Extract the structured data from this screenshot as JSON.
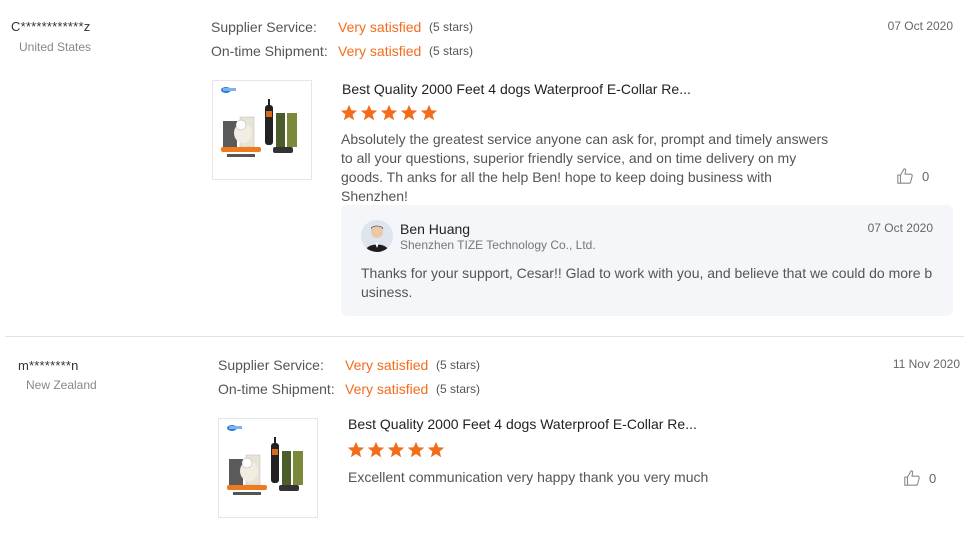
{
  "reviews": [
    {
      "user": "C************z",
      "country": "United States",
      "date": "07 Oct 2020",
      "supplier_service_label": "Supplier Service:",
      "supplier_service_value": "Very satisfied",
      "supplier_service_stars": "(5 stars)",
      "shipment_label": "On-time Shipment:",
      "shipment_value": "Very satisfied",
      "shipment_stars": "(5 stars)",
      "product_title": "Best Quality 2000 Feet 4 dogs Waterproof E-Collar Re...",
      "rating": 5,
      "comment": "Absolutely the greatest service anyone can ask for, prompt and timely answers to all your questions, superior friendly service, and on time delivery on my goods. Th anks for all the help Ben! hope to keep doing business with Shenzhen!",
      "likes": "0",
      "reply": {
        "name": "Ben Huang",
        "company": "Shenzhen TIZE Technology Co., Ltd.",
        "date": "07 Oct 2020",
        "text": "Thanks for your support, Cesar!! Glad to work with you, and believe that we could do more business."
      }
    },
    {
      "user": "m********n",
      "country": "New Zealand",
      "date": "11 Nov 2020",
      "supplier_service_label": "Supplier Service:",
      "supplier_service_value": "Very satisfied",
      "supplier_service_stars": "(5 stars)",
      "shipment_label": "On-time Shipment:",
      "shipment_value": "Very satisfied",
      "shipment_stars": "(5 stars)",
      "product_title": "Best Quality 2000 Feet 4 dogs Waterproof E-Collar Re...",
      "rating": 5,
      "comment": "Excellent communication very happy thank you very much",
      "likes": "0"
    }
  ],
  "colors": {
    "accent": "#f36c1c",
    "divider": "#e3e3e3",
    "reply_bg": "#f4f6f9"
  },
  "icons": {
    "star": "star-icon",
    "like": "thumbs-up-icon"
  }
}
# # # # #
§ TASK: From the entries above, return each line with the word "country" in it.

§ EXPECTED OUTPUT:
      "country": "United States",
      "country": "New Zealand",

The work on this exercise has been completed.